▸ Exercise instructions
Skip all pictures, then print the remaining material exactly.

▸ Provided data
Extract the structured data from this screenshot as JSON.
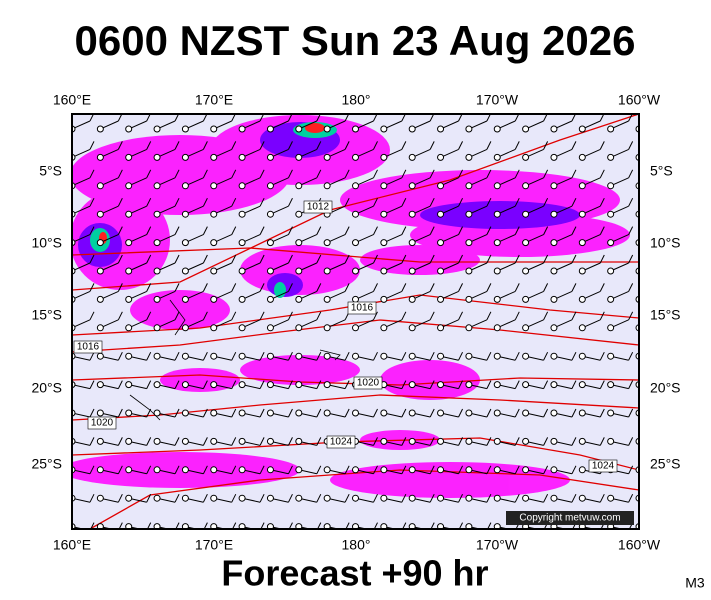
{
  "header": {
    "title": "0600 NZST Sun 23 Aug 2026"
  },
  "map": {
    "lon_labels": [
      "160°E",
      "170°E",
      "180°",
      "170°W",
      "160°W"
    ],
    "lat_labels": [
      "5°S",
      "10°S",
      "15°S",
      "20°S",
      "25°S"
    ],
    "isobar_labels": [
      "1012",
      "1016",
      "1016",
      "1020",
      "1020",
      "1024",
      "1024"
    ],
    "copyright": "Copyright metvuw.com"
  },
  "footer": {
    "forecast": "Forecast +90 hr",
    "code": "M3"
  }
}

▸ Answer for the task
Extract the structured data from this screenshot as JSON.
{
  "header": {
    "title": "0600 NZST Sun 23 Aug 2026"
  },
  "map": {
    "lon_labels": [
      "160°E",
      "170°E",
      "180°",
      "170°W",
      "160°W"
    ],
    "lat_labels": [
      "5°S",
      "10°S",
      "15°S",
      "20°S",
      "25°S"
    ],
    "isobar_labels": [
      "1012",
      "1016",
      "1016",
      "1020",
      "1020",
      "1024",
      "1024"
    ],
    "copyright": "Copyright metvuw.com"
  },
  "footer": {
    "forecast": "Forecast +90 hr",
    "code": "M3"
  }
}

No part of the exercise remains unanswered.